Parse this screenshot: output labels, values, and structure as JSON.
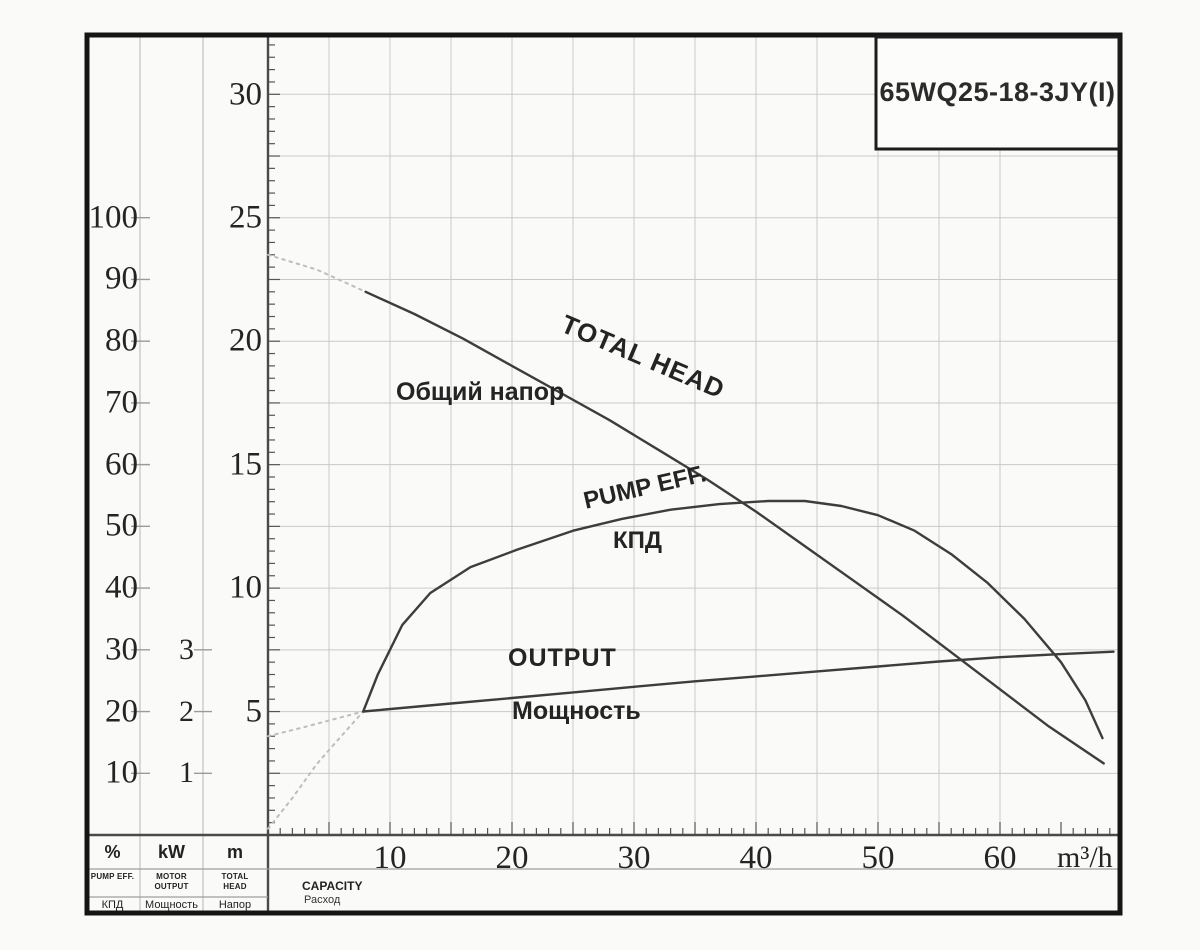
{
  "title_box": {
    "model": "65WQ25-18-3JY(I)"
  },
  "axes": {
    "percent": {
      "ticks": [
        "100",
        "90",
        "80",
        "70",
        "60",
        "50",
        "40",
        "30",
        "20",
        "10"
      ]
    },
    "kw": {
      "ticks": [
        "3",
        "2",
        "1"
      ]
    },
    "m": {
      "ticks": [
        "30",
        "25",
        "20",
        "15",
        "10",
        "5"
      ]
    },
    "x": {
      "ticks": [
        "10",
        "20",
        "30",
        "40",
        "50",
        "60"
      ],
      "unit": "m³/h"
    }
  },
  "footer": {
    "columns": [
      {
        "symbol": "%",
        "en": "PUMP EFF.",
        "ru": "КПД"
      },
      {
        "symbol": "kW",
        "en": "MOTOR OUTPUT",
        "ru": "Мощность"
      },
      {
        "symbol": "m",
        "en": "TOTAL HEAD",
        "ru": "Напор"
      }
    ],
    "capacity_en": "CAPACITY",
    "capacity_ru": "Расход"
  },
  "curve_labels": {
    "head_en": "TOTAL HEAD",
    "head_ru": "Общий напор",
    "eff_en": "PUMP EFF.",
    "eff_ru": "КПД",
    "out_en": "OUTPUT",
    "out_ru": "Мощность"
  },
  "chart_data": {
    "type": "line",
    "title": "65WQQ pump performance 65WQ25-18-3JY(I)",
    "xlabel": "CAPACITY (m³/h)",
    "x_range": [
      0,
      70
    ],
    "grid": true,
    "series": [
      {
        "id": "total-head",
        "name": "TOTAL HEAD (Общий напор)",
        "unit": "m",
        "axis_range": [
          0,
          32.5
        ],
        "dotted_prefix": [
          [
            0,
            23.5
          ],
          [
            4,
            22.9
          ],
          [
            8,
            22.0
          ]
        ],
        "points": [
          [
            8,
            22.0
          ],
          [
            12,
            21.1
          ],
          [
            16,
            20.1
          ],
          [
            20,
            19.0
          ],
          [
            24,
            17.9
          ],
          [
            28,
            16.8
          ],
          [
            32,
            15.6
          ],
          [
            36,
            14.4
          ],
          [
            40,
            13.1
          ],
          [
            44,
            11.7
          ],
          [
            48,
            10.3
          ],
          [
            52,
            8.9
          ],
          [
            56,
            7.4
          ],
          [
            60,
            5.9
          ],
          [
            64,
            4.4
          ],
          [
            68.5,
            2.9
          ]
        ]
      },
      {
        "id": "pump-eff",
        "name": "PUMP EFF. (КПД)",
        "unit": "%",
        "axis_range": [
          0,
          130
        ],
        "dotted_prefix": [
          [
            0,
            1
          ],
          [
            2,
            6
          ],
          [
            4,
            11.5
          ],
          [
            6,
            16
          ],
          [
            7.8,
            20
          ]
        ],
        "points": [
          [
            7.8,
            20
          ],
          [
            9,
            26
          ],
          [
            11,
            34
          ],
          [
            13.3,
            39.2
          ],
          [
            16.6,
            43.4
          ],
          [
            20.4,
            46.2
          ],
          [
            25,
            49.3
          ],
          [
            29,
            51.2
          ],
          [
            33,
            52.7
          ],
          [
            37,
            53.6
          ],
          [
            41,
            54.1
          ],
          [
            44,
            54.1
          ],
          [
            47,
            53.3
          ],
          [
            50,
            51.8
          ],
          [
            53,
            49.3
          ],
          [
            56,
            45.5
          ],
          [
            59,
            40.8
          ],
          [
            62,
            35
          ],
          [
            65,
            28
          ],
          [
            67,
            21.8
          ],
          [
            68.4,
            15.7
          ]
        ]
      },
      {
        "id": "output",
        "name": "OUTPUT (Мощность)",
        "unit": "kW",
        "axis_range": [
          0,
          13
        ],
        "dotted_prefix": [
          [
            0,
            1.6
          ],
          [
            3,
            1.75
          ],
          [
            5.5,
            1.88
          ],
          [
            7.8,
            2.0
          ]
        ],
        "points": [
          [
            7.8,
            2.0
          ],
          [
            15,
            2.13
          ],
          [
            20,
            2.22
          ],
          [
            25,
            2.31
          ],
          [
            30,
            2.4
          ],
          [
            35,
            2.49
          ],
          [
            40,
            2.57
          ],
          [
            45,
            2.65
          ],
          [
            50,
            2.73
          ],
          [
            55,
            2.81
          ],
          [
            60,
            2.88
          ],
          [
            65,
            2.93
          ],
          [
            69.3,
            2.97
          ]
        ]
      }
    ]
  }
}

════

▶ DIRECTION:
Copy out the lines that hold "Общий".

▶ RESPONSE FOR THIS EXERCISE:
    "head_ru": "Общий напор",
        "name": "TOTAL HEAD (Общий напор)",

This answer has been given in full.